%%

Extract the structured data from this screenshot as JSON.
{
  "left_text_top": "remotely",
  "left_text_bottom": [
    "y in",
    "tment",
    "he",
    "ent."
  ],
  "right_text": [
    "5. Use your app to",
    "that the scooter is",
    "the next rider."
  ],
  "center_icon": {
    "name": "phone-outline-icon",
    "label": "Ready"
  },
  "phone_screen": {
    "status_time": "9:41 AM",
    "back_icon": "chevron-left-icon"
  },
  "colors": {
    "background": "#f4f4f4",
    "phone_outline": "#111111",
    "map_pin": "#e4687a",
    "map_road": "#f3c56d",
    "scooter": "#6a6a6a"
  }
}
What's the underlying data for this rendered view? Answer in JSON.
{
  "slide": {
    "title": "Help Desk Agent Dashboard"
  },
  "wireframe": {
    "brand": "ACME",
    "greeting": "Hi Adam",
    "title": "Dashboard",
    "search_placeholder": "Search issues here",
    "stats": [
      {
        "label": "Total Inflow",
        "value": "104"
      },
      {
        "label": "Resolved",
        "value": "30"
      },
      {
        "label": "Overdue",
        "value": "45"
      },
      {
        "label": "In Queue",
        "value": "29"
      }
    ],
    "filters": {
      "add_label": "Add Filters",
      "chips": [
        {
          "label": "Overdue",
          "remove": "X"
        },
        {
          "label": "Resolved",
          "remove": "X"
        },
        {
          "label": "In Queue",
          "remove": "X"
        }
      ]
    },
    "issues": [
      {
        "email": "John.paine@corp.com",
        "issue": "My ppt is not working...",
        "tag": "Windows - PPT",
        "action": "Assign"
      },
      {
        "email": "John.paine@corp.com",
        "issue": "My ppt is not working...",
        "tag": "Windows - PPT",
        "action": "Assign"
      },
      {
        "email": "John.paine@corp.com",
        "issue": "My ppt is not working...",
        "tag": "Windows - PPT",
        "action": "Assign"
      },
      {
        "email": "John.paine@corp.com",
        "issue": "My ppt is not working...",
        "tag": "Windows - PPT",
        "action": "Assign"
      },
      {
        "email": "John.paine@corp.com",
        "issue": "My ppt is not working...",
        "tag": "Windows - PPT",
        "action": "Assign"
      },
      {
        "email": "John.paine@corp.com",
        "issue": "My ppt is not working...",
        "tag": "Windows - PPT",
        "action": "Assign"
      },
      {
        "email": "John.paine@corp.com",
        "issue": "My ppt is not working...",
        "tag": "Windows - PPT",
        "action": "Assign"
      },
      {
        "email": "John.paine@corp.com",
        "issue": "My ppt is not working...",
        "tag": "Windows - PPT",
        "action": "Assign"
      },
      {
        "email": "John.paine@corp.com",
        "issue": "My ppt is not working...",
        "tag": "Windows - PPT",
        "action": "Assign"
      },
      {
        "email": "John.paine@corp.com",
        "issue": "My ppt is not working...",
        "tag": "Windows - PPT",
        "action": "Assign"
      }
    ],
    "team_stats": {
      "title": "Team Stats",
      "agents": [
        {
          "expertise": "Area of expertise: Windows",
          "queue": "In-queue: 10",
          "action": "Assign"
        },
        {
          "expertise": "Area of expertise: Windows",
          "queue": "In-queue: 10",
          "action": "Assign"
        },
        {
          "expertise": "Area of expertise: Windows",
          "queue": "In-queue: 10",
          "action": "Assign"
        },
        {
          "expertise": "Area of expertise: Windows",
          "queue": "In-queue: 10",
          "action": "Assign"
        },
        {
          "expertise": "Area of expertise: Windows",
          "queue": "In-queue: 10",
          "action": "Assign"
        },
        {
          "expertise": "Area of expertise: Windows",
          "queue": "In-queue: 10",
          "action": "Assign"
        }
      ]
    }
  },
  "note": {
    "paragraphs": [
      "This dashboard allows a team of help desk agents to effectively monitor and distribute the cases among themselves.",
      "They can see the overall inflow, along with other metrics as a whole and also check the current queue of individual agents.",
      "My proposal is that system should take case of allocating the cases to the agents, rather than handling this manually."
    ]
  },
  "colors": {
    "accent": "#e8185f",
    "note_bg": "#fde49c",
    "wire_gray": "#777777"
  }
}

%%

Task directions
Go through the listing above line by line and say how many lines hold the word "issues". Reply with that number only.

Solution
2